▶ **What is asked**
In the entries, find all lines that hold the word "true" and copy them.

▶ **Provided information**

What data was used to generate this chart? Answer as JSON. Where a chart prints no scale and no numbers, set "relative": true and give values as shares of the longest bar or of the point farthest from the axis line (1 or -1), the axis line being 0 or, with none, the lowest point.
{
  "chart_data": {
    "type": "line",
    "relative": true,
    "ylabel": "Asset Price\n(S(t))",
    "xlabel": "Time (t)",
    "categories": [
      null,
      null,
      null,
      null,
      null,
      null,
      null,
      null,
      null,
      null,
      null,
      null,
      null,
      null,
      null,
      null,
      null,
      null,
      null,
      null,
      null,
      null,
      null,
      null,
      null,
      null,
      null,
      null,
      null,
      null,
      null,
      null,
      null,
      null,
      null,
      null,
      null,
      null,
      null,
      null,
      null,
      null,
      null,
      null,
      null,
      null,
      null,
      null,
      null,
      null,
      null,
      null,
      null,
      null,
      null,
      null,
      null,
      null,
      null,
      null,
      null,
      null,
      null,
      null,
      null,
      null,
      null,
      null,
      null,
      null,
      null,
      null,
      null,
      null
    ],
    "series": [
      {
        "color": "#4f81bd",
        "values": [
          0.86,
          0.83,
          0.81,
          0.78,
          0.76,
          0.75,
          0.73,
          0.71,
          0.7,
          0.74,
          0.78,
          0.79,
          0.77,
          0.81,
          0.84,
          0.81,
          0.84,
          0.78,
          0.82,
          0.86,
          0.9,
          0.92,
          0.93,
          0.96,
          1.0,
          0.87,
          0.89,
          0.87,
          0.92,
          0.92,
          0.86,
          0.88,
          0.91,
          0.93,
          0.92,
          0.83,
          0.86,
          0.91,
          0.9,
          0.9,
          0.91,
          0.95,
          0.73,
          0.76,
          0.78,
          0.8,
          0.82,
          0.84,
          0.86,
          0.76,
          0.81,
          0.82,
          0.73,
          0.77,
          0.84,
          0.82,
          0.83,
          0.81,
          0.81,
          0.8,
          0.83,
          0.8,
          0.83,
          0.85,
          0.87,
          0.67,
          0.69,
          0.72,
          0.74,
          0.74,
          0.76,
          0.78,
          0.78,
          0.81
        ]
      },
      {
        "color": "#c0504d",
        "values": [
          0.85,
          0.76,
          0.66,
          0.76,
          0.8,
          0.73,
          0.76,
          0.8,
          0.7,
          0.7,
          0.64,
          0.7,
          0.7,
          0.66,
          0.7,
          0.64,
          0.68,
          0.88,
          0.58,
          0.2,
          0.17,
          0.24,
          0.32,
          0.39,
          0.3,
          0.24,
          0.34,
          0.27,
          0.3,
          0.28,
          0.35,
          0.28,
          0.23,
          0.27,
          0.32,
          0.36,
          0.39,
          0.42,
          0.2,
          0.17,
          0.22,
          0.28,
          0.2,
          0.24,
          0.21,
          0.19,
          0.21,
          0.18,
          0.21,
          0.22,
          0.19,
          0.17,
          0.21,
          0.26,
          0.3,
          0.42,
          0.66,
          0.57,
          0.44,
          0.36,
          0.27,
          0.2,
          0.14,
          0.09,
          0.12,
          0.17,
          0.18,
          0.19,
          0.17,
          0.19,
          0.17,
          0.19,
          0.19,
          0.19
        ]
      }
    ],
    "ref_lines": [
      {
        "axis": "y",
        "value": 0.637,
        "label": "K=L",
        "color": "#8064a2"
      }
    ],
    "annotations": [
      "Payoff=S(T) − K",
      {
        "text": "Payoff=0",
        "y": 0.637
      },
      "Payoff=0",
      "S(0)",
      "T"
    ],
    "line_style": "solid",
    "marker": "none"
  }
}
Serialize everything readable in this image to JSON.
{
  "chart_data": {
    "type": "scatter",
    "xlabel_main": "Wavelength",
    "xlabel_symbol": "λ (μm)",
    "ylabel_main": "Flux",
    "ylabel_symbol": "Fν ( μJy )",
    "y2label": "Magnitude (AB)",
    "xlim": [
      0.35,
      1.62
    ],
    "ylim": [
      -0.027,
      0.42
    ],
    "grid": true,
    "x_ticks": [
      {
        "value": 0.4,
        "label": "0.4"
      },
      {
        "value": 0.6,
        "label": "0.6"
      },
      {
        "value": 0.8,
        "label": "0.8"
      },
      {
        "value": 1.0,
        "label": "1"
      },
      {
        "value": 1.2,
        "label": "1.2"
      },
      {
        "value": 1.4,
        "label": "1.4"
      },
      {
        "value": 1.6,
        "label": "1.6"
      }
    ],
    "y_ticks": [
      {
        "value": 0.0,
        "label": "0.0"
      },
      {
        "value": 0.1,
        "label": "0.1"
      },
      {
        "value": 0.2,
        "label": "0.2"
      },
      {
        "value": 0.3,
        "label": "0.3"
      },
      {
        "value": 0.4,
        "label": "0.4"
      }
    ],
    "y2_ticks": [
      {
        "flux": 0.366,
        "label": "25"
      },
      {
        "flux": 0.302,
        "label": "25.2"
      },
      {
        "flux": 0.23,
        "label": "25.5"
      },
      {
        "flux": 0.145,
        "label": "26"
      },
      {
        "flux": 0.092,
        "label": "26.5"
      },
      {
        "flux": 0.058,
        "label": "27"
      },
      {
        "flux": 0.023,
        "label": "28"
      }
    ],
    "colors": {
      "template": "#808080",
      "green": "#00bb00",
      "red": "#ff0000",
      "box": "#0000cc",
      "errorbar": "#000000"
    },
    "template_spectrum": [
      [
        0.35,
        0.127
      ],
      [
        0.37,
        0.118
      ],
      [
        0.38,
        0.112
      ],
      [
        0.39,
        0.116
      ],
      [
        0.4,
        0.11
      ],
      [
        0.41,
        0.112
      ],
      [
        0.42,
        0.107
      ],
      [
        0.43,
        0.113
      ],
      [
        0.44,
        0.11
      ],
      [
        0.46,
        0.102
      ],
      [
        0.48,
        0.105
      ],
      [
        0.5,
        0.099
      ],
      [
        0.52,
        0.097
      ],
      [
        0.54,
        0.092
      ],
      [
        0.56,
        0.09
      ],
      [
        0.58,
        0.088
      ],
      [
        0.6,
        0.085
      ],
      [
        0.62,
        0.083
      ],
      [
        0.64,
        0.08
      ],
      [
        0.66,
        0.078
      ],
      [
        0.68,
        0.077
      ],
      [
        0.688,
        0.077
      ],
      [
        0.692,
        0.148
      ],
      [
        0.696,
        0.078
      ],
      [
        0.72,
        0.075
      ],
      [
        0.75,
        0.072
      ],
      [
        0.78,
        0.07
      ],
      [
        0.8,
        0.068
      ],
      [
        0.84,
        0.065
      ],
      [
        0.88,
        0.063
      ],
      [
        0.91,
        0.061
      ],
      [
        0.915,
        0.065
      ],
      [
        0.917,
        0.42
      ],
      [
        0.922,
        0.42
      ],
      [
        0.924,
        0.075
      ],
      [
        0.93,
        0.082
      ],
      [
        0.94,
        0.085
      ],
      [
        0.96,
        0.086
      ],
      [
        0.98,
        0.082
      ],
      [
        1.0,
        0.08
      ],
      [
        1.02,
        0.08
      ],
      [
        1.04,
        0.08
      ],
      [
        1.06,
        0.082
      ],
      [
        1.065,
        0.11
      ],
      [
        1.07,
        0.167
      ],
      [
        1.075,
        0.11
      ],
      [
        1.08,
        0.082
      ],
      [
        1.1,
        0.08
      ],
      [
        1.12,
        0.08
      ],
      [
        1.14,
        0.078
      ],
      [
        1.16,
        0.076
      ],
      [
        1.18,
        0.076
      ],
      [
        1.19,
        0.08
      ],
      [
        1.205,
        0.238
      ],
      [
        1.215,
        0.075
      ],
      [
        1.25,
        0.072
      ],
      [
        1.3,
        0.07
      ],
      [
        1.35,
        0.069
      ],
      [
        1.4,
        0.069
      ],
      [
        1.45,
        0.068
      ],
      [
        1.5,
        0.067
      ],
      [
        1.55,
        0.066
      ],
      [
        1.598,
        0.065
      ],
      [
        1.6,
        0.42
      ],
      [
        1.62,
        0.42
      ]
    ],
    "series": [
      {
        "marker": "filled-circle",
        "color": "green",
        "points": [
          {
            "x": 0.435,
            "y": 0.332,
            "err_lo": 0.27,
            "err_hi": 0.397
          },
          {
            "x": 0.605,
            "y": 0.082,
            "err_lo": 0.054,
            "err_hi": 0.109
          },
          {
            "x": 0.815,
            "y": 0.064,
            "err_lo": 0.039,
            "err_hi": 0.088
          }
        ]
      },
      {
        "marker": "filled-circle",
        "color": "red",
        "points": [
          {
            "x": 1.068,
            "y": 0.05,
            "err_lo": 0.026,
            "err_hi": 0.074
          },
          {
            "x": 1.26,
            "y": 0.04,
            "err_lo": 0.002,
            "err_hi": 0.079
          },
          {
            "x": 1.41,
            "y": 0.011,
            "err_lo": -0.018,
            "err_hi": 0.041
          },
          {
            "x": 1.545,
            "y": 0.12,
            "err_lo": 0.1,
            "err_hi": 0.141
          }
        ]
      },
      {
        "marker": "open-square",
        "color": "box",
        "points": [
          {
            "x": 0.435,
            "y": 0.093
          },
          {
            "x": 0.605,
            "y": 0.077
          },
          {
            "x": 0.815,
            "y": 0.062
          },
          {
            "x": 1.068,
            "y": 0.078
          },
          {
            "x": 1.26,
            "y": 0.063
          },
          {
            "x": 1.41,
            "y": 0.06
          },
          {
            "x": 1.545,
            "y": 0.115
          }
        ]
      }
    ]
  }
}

▶ **Expected output**
What data was used to generate this chart? Answer as JSON. Where a chart prints no scale and no numbers, set "relative": true and give values as shares of the longest bar or of the point farthest from the axis line (1 or -1), the axis line being 0 or, with none, the lowest point.
    "relative": true,
    "grid": true,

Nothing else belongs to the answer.